◆ **Exercise goal**:
Look below. Copy each line that has "comparison" in it.

◆ **Data for this exercise**:
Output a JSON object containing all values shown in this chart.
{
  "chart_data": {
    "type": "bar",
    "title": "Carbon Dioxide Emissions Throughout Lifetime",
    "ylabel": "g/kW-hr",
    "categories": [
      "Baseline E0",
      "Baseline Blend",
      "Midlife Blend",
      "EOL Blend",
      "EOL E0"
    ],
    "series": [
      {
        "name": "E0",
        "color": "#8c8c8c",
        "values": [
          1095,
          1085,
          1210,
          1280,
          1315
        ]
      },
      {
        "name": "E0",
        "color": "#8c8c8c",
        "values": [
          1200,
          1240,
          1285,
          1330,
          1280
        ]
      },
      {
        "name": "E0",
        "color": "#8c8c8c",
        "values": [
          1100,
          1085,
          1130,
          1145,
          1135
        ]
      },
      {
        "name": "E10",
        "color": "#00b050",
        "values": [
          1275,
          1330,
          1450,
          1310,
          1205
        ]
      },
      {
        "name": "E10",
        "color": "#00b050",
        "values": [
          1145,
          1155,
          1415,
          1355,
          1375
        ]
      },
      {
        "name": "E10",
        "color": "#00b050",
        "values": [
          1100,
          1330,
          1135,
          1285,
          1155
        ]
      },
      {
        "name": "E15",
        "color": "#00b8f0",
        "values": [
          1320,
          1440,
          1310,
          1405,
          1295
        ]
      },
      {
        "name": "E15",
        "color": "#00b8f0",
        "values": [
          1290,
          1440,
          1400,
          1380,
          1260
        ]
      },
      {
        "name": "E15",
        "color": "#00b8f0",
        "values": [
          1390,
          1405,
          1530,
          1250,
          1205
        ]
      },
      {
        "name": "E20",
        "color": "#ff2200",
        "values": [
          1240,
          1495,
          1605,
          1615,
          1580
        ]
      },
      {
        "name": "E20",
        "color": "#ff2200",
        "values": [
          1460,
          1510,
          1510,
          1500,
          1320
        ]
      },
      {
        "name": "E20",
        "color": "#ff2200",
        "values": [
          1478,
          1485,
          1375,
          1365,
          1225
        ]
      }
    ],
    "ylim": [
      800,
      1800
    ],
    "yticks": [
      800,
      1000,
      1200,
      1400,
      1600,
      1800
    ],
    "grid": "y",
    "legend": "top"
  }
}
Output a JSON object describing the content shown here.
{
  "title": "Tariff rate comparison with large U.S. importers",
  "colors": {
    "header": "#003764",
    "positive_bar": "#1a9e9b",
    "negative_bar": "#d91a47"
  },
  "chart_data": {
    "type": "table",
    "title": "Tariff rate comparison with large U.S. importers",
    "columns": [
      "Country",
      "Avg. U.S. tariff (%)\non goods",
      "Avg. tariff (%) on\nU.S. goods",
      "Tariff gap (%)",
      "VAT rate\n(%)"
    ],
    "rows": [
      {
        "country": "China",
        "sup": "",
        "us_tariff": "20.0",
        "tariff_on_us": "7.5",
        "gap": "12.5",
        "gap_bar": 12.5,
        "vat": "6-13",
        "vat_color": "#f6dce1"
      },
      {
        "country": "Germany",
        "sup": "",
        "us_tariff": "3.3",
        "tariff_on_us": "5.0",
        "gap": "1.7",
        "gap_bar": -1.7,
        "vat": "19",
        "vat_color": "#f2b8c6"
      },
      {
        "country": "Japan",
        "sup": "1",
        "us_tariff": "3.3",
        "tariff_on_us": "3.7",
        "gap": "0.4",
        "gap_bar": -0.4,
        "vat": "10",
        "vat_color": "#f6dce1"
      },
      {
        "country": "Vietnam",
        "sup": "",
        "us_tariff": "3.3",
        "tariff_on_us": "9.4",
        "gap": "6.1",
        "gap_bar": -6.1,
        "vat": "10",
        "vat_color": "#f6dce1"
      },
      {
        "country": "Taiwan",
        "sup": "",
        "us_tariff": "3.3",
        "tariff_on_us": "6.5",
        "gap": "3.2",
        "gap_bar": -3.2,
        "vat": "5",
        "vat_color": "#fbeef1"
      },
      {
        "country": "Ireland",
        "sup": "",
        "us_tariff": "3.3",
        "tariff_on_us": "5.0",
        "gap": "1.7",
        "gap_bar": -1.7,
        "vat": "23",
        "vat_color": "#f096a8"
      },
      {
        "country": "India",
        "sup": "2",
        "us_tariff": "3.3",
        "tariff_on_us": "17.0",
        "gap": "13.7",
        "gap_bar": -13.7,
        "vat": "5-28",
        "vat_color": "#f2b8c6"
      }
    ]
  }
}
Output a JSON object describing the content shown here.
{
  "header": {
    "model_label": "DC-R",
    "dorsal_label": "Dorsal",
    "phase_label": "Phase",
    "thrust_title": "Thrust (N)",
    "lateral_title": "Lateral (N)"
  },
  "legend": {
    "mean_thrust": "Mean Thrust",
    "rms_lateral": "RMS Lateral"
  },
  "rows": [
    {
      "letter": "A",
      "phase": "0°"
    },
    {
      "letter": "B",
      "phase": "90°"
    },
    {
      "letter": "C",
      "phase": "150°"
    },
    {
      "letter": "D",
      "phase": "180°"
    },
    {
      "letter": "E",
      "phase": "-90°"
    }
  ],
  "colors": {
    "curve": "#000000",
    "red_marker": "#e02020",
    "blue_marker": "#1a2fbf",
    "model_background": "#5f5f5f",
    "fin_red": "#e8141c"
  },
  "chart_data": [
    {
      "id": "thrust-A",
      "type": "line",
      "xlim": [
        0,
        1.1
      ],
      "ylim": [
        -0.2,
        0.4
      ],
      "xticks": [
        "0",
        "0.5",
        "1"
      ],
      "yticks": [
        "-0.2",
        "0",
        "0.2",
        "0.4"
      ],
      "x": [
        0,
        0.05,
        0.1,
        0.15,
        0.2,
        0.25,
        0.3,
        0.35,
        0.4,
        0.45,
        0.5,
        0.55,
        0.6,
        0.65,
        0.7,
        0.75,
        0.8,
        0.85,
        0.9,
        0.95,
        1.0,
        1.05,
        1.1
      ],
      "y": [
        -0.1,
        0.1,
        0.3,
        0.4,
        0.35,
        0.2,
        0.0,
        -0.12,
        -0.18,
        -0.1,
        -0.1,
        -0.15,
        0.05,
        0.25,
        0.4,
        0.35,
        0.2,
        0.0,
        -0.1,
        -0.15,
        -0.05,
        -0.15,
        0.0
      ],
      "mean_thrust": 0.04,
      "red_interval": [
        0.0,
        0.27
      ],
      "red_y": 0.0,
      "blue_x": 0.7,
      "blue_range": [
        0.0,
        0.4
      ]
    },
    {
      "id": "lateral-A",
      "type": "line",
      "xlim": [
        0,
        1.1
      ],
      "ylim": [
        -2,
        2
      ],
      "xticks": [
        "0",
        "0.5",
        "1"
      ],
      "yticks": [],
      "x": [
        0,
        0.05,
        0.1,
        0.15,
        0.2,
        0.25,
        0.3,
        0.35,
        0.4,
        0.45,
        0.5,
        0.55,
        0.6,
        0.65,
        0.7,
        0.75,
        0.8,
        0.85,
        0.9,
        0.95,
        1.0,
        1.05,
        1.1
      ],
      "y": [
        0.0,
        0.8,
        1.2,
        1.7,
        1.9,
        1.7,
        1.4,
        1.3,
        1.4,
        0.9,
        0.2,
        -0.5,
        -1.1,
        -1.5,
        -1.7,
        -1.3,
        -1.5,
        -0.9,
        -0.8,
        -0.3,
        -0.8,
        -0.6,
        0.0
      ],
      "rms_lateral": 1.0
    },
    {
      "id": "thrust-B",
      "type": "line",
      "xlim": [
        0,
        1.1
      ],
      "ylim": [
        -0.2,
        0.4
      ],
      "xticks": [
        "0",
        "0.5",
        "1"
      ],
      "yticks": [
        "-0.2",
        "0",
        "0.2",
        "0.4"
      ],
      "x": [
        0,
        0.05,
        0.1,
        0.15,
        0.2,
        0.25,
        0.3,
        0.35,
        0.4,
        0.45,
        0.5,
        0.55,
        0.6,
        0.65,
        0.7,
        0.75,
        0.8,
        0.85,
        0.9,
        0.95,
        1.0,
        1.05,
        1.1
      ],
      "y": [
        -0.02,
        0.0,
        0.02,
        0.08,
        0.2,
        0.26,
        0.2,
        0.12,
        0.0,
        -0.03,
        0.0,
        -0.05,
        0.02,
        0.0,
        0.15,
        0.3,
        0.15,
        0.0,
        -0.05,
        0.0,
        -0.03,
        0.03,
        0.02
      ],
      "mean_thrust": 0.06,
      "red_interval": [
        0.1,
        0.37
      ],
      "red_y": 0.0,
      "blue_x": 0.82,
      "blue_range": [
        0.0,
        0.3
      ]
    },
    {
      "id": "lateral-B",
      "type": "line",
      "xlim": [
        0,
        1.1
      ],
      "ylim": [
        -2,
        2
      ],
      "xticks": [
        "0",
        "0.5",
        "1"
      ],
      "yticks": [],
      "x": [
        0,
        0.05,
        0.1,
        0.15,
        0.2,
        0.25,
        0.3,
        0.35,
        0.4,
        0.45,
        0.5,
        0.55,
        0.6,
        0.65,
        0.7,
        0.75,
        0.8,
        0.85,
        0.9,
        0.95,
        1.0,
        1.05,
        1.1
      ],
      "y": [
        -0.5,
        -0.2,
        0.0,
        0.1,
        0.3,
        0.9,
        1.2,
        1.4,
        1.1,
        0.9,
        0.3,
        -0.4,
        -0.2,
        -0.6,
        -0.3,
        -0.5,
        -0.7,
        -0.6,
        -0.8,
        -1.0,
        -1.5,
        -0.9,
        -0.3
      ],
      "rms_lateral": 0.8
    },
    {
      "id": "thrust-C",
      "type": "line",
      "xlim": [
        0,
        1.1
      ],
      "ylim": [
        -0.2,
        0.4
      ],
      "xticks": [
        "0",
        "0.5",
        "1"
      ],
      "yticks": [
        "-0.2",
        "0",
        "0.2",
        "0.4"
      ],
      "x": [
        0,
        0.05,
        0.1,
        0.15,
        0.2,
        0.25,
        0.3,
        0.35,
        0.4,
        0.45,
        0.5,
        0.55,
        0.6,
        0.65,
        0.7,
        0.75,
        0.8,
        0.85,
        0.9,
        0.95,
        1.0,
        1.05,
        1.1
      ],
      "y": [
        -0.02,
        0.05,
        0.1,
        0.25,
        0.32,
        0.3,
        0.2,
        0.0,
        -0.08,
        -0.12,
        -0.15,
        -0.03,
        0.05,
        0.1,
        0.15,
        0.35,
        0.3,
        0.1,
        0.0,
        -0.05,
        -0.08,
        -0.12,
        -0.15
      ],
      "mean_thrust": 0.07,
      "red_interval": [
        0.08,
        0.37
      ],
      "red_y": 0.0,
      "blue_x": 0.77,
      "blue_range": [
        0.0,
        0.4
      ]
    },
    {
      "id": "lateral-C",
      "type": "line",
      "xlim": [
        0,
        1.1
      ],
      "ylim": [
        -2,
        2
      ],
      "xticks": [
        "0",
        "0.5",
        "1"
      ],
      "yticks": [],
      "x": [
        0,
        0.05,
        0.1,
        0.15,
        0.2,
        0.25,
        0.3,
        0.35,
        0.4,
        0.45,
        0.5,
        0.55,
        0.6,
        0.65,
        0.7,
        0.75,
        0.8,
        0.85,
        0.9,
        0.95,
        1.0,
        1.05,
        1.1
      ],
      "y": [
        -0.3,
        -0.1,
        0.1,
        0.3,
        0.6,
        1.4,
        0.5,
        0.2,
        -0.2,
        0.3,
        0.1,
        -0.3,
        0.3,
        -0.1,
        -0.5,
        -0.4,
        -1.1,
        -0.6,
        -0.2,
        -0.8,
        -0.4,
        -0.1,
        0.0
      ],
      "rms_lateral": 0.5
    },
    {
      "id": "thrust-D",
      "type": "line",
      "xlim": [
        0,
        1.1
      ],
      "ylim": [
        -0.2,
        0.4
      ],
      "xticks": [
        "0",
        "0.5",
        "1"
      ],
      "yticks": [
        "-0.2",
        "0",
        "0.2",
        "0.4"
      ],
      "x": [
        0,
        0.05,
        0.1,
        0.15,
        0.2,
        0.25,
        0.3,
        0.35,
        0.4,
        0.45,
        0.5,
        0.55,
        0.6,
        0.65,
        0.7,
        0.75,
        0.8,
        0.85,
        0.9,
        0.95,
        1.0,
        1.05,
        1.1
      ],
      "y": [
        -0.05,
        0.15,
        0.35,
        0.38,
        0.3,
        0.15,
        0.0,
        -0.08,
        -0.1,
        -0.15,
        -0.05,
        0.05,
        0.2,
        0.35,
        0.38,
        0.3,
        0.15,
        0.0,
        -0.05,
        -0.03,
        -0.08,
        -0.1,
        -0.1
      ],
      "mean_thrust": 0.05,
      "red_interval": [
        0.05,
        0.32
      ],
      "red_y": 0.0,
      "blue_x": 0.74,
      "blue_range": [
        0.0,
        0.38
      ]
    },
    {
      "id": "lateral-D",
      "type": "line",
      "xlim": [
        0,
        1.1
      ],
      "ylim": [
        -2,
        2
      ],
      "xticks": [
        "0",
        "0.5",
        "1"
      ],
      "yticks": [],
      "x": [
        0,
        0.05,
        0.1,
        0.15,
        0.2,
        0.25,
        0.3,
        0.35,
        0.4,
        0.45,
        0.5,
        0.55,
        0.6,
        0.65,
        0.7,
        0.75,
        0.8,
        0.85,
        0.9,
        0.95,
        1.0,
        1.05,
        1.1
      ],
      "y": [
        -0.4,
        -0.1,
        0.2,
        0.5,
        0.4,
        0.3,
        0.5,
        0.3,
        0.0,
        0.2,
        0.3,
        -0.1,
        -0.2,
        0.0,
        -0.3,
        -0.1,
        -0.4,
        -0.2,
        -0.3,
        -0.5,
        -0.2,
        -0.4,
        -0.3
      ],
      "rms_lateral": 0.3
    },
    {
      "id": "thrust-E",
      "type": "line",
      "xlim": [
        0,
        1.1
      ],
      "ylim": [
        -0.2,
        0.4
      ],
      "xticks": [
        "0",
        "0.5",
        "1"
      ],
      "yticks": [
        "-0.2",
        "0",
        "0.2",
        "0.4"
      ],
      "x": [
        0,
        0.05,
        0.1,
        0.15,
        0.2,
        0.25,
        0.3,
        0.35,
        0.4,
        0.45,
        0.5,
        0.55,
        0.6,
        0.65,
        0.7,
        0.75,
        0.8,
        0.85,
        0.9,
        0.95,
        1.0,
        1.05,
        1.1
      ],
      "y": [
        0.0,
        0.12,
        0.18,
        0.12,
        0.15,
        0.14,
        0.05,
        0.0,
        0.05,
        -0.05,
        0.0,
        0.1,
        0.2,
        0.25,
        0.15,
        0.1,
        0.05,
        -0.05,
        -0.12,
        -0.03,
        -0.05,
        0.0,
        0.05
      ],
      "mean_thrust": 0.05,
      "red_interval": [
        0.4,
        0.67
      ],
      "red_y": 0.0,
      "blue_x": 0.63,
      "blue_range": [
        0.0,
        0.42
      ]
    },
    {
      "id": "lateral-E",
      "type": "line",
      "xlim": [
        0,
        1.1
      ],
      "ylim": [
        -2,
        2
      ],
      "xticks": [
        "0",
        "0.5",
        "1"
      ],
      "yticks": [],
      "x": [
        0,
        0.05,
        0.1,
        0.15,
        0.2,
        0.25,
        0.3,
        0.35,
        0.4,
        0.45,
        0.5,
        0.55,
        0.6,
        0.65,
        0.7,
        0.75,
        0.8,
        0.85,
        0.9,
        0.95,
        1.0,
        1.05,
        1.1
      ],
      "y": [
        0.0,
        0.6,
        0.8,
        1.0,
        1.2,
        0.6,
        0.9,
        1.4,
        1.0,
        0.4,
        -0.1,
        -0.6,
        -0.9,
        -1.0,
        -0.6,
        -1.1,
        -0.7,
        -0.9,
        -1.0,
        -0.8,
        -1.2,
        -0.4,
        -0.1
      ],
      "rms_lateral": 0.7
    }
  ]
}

◆ **Completed exercise**:
  "title": "Tariff rate comparison with large U.S. importers",
    "title": "Tariff rate comparison with large U.S. importers",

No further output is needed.